"""
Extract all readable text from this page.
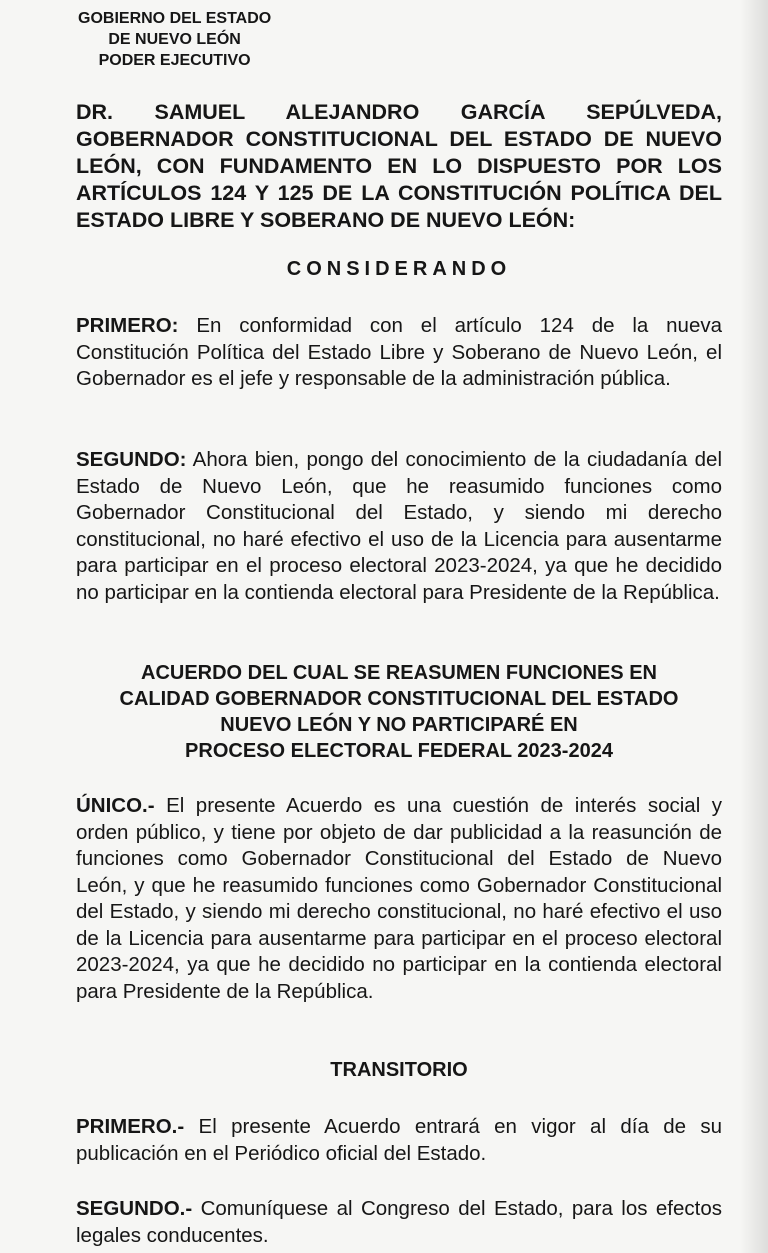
GOBIERNO DEL ESTADO
DE NUEVO LEÓN
PODER EJECUTIVO
DR. SAMUEL ALEJANDRO GARCÍA SEPÚLVEDA, GOBERNADOR CONSTITUCIONAL DEL ESTADO DE NUEVO LEÓN, CON FUNDAMENTO EN LO DISPUESTO POR LOS ARTÍCULOS 124 Y 125 DE LA CONSTITUCIÓN POLÍTICA DEL ESTADO LIBRE Y SOBERANO DE NUEVO LEÓN:
CONSIDERANDO
PRIMERO: En conformidad con el artículo 124 de la nueva Constitución Política del Estado Libre y Soberano de Nuevo León, el Gobernador es el jefe y responsable de la administración pública.
SEGUNDO: Ahora bien, pongo del conocimiento de la ciudadanía del Estado de Nuevo León, que he reasumido funciones como Gobernador Constitucional del Estado, y siendo mi derecho constitucional, no haré efectivo el uso de la Licencia para ausentarme para participar en el proceso electoral 2023-2024, ya que he decidido no participar en la contienda electoral para Presidente de la República.
ACUERDO DEL CUAL SE REASUMEN FUNCIONES EN
CALIDAD GOBERNADOR CONSTITUCIONAL DEL ESTADO
NUEVO LEÓN Y NO PARTICIPARÉ EN
PROCESO ELECTORAL FEDERAL 2023-2024
ÚNICO.- El presente Acuerdo es una cuestión de interés social y orden público, y tiene por objeto de dar publicidad a la reasunción de funciones como Gobernador Constitucional del Estado de Nuevo León, y que he reasumido funciones como Gobernador Constitucional del Estado, y siendo mi derecho constitucional, no haré efectivo el uso de la Licencia para ausentarme para participar en el proceso electoral 2023-2024, ya que he decidido no participar en la contienda electoral para Presidente de la República.
TRANSITORIO
PRIMERO.- El presente Acuerdo entrará en vigor al día de su publicación en el Periódico oficial del Estado.
SEGUNDO.- Comuníquese al Congreso del Estado, para los efectos legales conducentes.
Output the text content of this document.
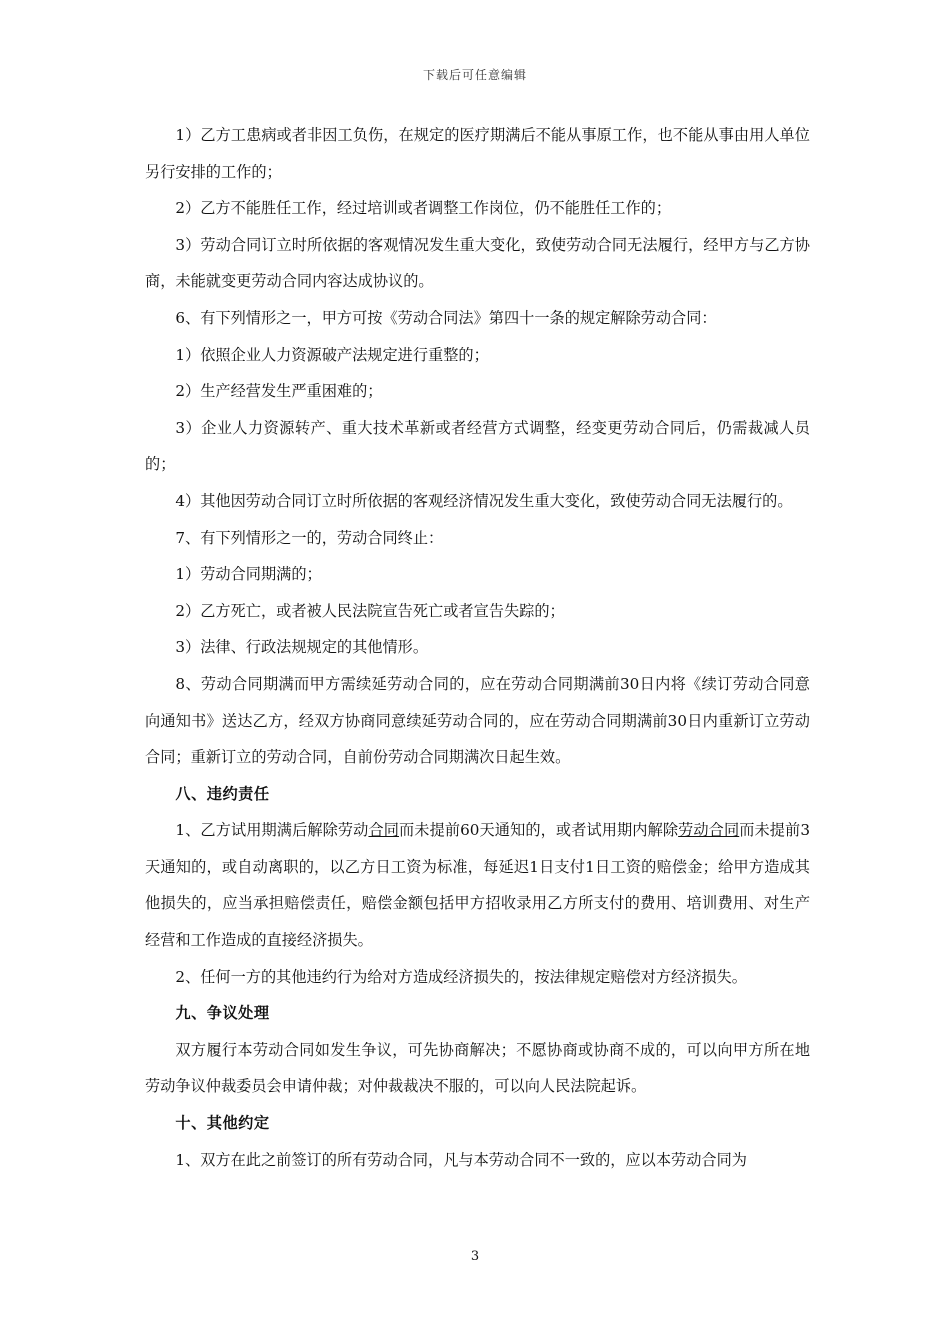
下载后可任意编辑

1）乙方工患病或者非因工负伤，在规定的医疗期满后不能从事原工作，也不能从事由用人单位另行安排的工作的；

2）乙方不能胜任工作，经过培训或者调整工作岗位，仍不能胜任工作的；

3）劳动合同订立时所依据的客观情况发生重大变化，致使劳动合同无法履行，经甲方与乙方协商，未能就变更劳动合同内容达成协议的。

6、有下列情形之一，甲方可按《劳动合同法》第四十一条的规定解除劳动合同：

1）依照企业人力资源破产法规定进行重整的；

2）生产经营发生严重困难的；

3）企业人力资源转产、重大技术革新或者经营方式调整，经变更劳动合同后，仍需裁减人员的；

4）其他因劳动合同订立时所依据的客观经济情况发生重大变化，致使劳动合同无法履行的。

7、有下列情形之一的，劳动合同终止：

1）劳动合同期满的；

2）乙方死亡，或者被人民法院宣告死亡或者宣告失踪的；

3）法律、行政法规规定的其他情形。

8、劳动合同期满而甲方需续延劳动合同的，应在劳动合同期满前30日内将《续订劳动合同意向通知书》送达乙方，经双方协商同意续延劳动合同的，应在劳动合同期满前30日内重新订立劳动合同；重新订立的劳动合同，自前份劳动合同期满次日起生效。

八、违约责任

1、乙方试用期满后解除劳动合同而未提前60天通知的，或者试用期内解除劳动合同而未提前3天通知的，或自动离职的，以乙方日工资为标准，每延迟1日支付1日工资的赔偿金；给甲方造成其他损失的，应当承担赔偿责任，赔偿金额包括甲方招收录用乙方所支付的费用、培训费用、对生产经营和工作造成的直接经济损失。

2、任何一方的其他违约行为给对方造成经济损失的，按法律规定赔偿对方经济损失。

九、争议处理

双方履行本劳动合同如发生争议，可先协商解决；不愿协商或协商不成的，可以向甲方所在地劳动争议仲裁委员会申请仲裁；对仲裁裁决不服的，可以向人民法院起诉。

十、其他约定

1、双方在此之前签订的所有劳动合同，凡与本劳动合同不一致的，应以本劳动合同为

3
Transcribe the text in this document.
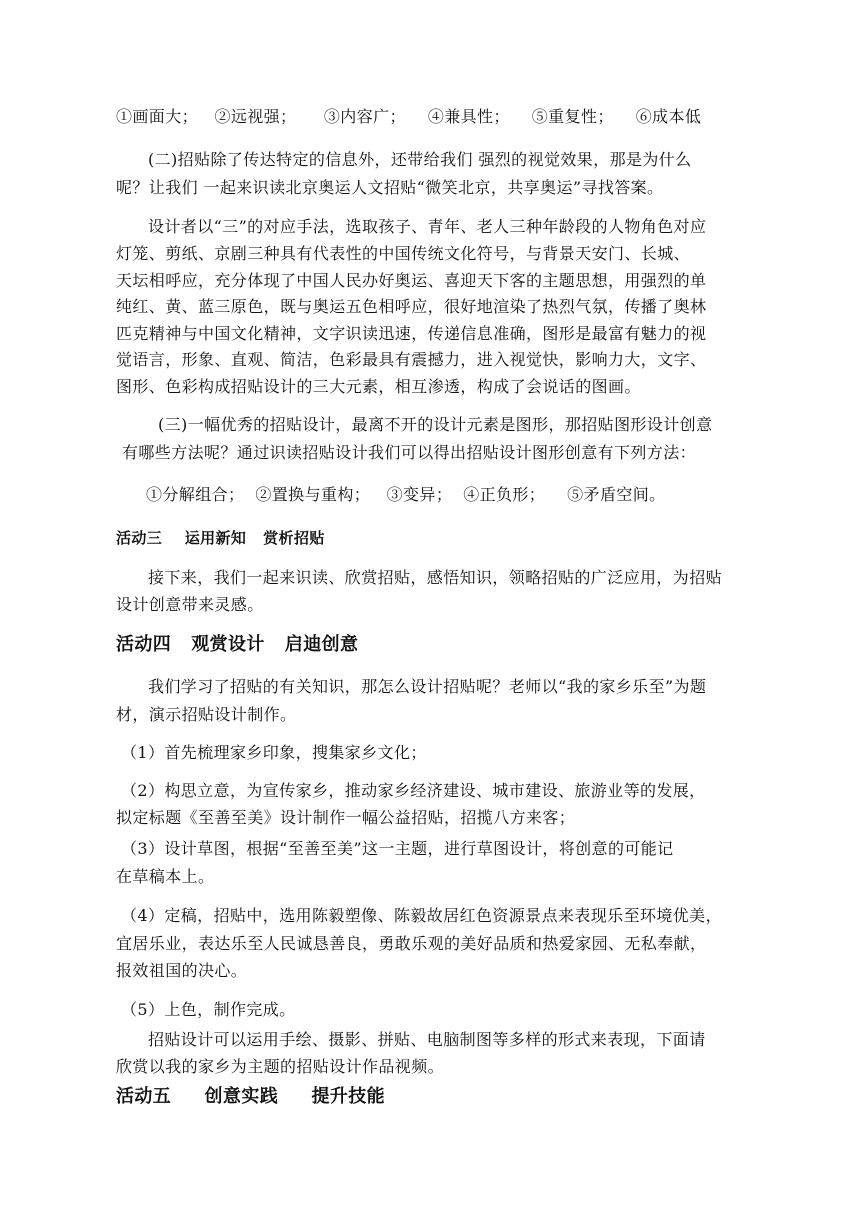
①画面大；   ②远视强；     ③内容广；    ④兼具性；    ⑤重复性；    ⑥成本低
(二)招贴除了传达特定的信息外，还带给我们 强烈的视觉效果，那是为什么
呢？让我们 一起来识读北京奥运人文招贴“微笑北京，共享奥运”寻找答案。
设计者以“三”的对应手法，选取孩子、青年、老人三种年龄段的人物角色对应
灯笼、剪纸、京剧三种具有代表性的中国传统文化符号，与背景天安门、长城、
天坛相呼应，充分体现了中国人民办好奥运、喜迎天下客的主题思想，用强烈的单
纯红、黄、蓝三原色，既与奥运五色相呼应，很好地渲染了热烈气氛，传播了奥林
匹克精神与中国文化精神，文字识读迅速，传递信息准确，图形是最富有魅力的视
觉语言，形象、直观、简洁，色彩最具有震撼力，进入视觉快，影响力大，文字、
图形、色彩构成招贴设计的三大元素，相互渗透，构成了会说话的图画。
(三)一幅优秀的招贴设计，最离不开的设计元素是图形，那招贴图形设计创意
有哪些方法呢？通过识读招贴设计我们可以得出招贴设计图形创意有下列方法：
①分解组合；  ②置换与重构；   ③变异；  ④正负形；    ⑤矛盾空间。
活动三    运用新知   赏析招贴
接下来，我们一起来识读、欣赏招贴，感悟知识，领略招贴的广泛应用，为招贴
设计创意带来灵感。
活动四   观赏设计   启迪创意
我们学习了招贴的有关知识，那怎么设计招贴呢？老师以“我的家乡乐至”为题
材，演示招贴设计制作。
（1）首先梳理家乡印象，搜集家乡文化；
（2）构思立意，为宣传家乡，推动家乡经济建设、城市建设、旅游业等的发展，
拟定标题《至善至美》设计制作一幅公益招贴，招揽八方来客；
（3）设计草图，根据“至善至美”这一主题，进行草图设计，将创意的可能记
在草稿本上。
（4）定稿，招贴中，选用陈毅塑像、陈毅故居红色资源景点来表现乐至环境优美，
宜居乐业，表达乐至人民诚恳善良，勇敢乐观的美好品质和热爱家园、无私奉献，
报效祖国的决心。
（5）上色，制作完成。
招贴设计可以运用手绘、摄影、拼贴、电脑制图等多样的形式来表现，下面请
欣赏以我的家乡为主题的招贴设计作品视频。
活动五     创意实践     提升技能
"""
Find all the lines containing "document" in the material, then copy them.

- [Written answer]
Output the text content of this document.
Transcribe the text in this document.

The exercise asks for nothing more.